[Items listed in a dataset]
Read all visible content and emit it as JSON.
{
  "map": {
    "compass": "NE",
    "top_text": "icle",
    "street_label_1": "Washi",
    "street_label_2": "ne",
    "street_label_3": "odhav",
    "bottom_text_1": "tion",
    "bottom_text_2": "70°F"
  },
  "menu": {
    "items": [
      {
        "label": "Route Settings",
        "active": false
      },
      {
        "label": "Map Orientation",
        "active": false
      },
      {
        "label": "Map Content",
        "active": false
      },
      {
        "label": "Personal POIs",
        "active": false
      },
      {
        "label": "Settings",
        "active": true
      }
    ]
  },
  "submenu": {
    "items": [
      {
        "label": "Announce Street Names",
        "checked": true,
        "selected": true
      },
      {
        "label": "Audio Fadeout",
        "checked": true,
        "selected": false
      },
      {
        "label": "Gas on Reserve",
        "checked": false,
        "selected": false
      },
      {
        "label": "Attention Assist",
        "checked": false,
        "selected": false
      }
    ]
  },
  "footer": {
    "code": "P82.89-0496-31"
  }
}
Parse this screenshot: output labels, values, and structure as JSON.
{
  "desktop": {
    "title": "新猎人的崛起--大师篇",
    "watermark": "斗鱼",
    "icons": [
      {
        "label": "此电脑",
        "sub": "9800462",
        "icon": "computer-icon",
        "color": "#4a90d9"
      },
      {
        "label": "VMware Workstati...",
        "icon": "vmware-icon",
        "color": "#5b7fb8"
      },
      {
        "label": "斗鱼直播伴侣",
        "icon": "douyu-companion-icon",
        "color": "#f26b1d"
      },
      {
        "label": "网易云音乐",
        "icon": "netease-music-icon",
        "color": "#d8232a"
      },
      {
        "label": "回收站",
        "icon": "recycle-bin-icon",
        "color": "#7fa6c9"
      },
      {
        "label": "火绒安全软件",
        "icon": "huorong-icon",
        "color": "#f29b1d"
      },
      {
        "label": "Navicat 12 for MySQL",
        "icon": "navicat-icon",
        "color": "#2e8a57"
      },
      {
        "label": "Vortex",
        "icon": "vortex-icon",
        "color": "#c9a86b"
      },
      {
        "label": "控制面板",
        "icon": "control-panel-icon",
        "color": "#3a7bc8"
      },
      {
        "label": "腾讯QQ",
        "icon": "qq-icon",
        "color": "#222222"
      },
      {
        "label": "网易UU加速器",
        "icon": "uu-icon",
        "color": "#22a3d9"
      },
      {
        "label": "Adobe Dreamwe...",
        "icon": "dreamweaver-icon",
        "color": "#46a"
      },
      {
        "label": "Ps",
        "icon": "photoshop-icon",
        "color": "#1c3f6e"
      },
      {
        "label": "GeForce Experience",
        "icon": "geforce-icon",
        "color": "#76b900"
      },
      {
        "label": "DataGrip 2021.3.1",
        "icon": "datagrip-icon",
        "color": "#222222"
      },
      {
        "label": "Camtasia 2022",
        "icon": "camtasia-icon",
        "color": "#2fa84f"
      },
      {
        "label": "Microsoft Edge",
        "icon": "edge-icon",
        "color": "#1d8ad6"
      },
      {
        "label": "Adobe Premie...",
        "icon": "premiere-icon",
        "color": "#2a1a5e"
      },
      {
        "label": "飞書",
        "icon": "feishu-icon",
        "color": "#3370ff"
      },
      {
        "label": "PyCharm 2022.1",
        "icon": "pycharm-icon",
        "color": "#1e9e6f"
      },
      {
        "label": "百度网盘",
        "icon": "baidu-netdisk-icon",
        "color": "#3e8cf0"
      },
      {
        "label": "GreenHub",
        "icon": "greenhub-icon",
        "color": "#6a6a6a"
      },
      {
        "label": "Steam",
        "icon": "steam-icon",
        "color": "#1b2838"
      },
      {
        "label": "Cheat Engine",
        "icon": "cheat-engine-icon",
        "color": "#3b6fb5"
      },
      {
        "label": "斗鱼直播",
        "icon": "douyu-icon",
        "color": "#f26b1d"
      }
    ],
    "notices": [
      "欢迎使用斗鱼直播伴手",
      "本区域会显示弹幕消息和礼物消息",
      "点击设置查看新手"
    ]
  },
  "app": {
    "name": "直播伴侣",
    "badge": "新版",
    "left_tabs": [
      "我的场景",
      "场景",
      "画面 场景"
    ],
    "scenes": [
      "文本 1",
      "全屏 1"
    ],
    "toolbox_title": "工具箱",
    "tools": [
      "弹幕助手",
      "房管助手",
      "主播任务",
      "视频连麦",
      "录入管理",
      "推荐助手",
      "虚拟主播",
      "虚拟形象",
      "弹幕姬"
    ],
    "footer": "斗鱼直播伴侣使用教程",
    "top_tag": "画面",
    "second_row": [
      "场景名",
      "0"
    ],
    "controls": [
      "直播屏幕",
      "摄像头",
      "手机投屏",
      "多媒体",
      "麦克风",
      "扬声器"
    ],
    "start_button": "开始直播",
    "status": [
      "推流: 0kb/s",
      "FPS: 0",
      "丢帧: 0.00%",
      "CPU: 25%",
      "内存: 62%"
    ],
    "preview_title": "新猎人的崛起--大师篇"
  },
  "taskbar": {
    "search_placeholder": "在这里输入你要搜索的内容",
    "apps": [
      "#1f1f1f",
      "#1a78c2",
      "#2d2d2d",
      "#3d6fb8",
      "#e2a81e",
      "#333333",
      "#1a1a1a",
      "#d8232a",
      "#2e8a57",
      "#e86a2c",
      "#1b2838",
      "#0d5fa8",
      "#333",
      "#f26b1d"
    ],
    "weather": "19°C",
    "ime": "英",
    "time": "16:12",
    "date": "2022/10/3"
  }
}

==

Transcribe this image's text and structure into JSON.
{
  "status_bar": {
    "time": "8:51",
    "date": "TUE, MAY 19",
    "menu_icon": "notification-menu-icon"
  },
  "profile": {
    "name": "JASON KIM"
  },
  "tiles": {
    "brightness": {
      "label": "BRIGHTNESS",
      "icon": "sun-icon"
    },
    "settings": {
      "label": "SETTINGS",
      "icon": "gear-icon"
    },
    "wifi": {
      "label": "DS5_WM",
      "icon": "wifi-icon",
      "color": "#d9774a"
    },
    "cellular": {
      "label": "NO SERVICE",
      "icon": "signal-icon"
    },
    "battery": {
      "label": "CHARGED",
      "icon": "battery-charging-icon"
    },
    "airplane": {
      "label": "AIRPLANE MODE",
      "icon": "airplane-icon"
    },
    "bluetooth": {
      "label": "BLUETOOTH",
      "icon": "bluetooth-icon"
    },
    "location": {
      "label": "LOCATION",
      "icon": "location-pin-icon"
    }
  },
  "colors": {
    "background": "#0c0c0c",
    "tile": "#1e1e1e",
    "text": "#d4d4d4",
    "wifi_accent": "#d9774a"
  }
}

■ Problem
Copy each line of the listing that contains the string "battery".

■ Worked answer
    "battery": {
      "icon": "battery-charging-icon"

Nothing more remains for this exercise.